• _PROBLEM STATEMENT_: Retype each entry below exactly as it stands.

[Part of a data file]

———

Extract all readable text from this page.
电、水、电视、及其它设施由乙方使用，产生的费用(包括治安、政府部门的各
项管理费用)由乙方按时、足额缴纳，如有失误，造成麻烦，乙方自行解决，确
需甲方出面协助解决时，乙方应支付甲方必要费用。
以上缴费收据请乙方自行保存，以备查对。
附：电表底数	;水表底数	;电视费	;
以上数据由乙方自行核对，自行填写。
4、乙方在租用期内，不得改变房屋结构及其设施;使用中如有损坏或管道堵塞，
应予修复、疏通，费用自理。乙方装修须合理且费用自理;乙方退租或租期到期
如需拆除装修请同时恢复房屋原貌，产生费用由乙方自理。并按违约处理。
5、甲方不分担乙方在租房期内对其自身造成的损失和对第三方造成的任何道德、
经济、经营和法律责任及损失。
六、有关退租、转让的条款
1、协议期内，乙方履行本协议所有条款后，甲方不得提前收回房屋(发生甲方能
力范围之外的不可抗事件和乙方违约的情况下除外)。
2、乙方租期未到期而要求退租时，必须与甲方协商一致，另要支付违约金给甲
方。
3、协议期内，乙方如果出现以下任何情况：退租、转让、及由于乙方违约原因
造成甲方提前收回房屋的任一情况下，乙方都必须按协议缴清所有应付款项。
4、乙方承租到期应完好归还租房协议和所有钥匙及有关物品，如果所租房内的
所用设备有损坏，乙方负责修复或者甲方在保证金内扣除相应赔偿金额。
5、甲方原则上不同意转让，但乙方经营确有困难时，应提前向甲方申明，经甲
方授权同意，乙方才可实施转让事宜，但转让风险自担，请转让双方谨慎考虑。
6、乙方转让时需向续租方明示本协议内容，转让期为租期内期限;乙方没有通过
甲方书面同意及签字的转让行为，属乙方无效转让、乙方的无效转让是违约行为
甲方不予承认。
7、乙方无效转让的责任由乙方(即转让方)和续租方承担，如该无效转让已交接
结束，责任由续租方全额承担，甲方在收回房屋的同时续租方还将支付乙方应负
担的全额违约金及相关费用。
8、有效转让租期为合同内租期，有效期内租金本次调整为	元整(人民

———

• _TASK ANSWER_:
Extract all readable text from this page.
电、水、电视、及其它设施由乙方使用，产生的费用(包括治安、政府部门的各
项管理费用)由乙方按时、足额缴纳，如有失误，造成麻烦，乙方自行解决，确
需甲方出面协助解决时，乙方应支付甲方必要费用。
以上缴费收据请乙方自行保存，以备查对。
附：电表底数	;水表底数	;电视费	;
以上数据由乙方自行核对，自行填写。
4、乙方在租用期内，不得改变房屋结构及其设施;使用中如有损坏或管道堵塞，
应予修复、疏通，费用自理。乙方装修须合理且费用自理;乙方退租或租期到期
如需拆除装修请同时恢复房屋原貌，产生费用由乙方自理。并按违约处理。
5、甲方不分担乙方在租房期内对其自身造成的损失和对第三方造成的任何道德、
经济、经营和法律责任及损失。
六、有关退租、转让的条款
1、协议期内，乙方履行本协议所有条款后，甲方不得提前收回房屋(发生甲方能
力范围之外的不可抗事件和乙方违约的情况下除外)。
2、乙方租期未到期而要求退租时，必须与甲方协商一致，另要支付违约金给甲
方。
3、协议期内，乙方如果出现以下任何情况：退租、转让、及由于乙方违约原因
造成甲方提前收回房屋的任一情况下，乙方都必须按协议缴清所有应付款项。
4、乙方承租到期应完好归还租房协议和所有钥匙及有关物品，如果所租房内的
所用设备有损坏，乙方负责修复或者甲方在保证金内扣除相应赔偿金额。
5、甲方原则上不同意转让，但乙方经营确有困难时，应提前向甲方申明，经甲
方授权同意，乙方才可实施转让事宜，但转让风险自担，请转让双方谨慎考虑。
6、乙方转让时需向续租方明示本协议内容，转让期为租期内期限;乙方没有通过
甲方书面同意及签字的转让行为，属乙方无效转让、乙方的无效转让是违约行为
甲方不予承认。
7、乙方无效转让的责任由乙方(即转让方)和续租方承担，如该无效转让已交接
结束，责任由续租方全额承担，甲方在收回房屋的同时续租方还将支付乙方应负
担的全额违约金及相关费用。
8、有效转让租期为合同内租期，有效期内租金本次调整为	元整(人民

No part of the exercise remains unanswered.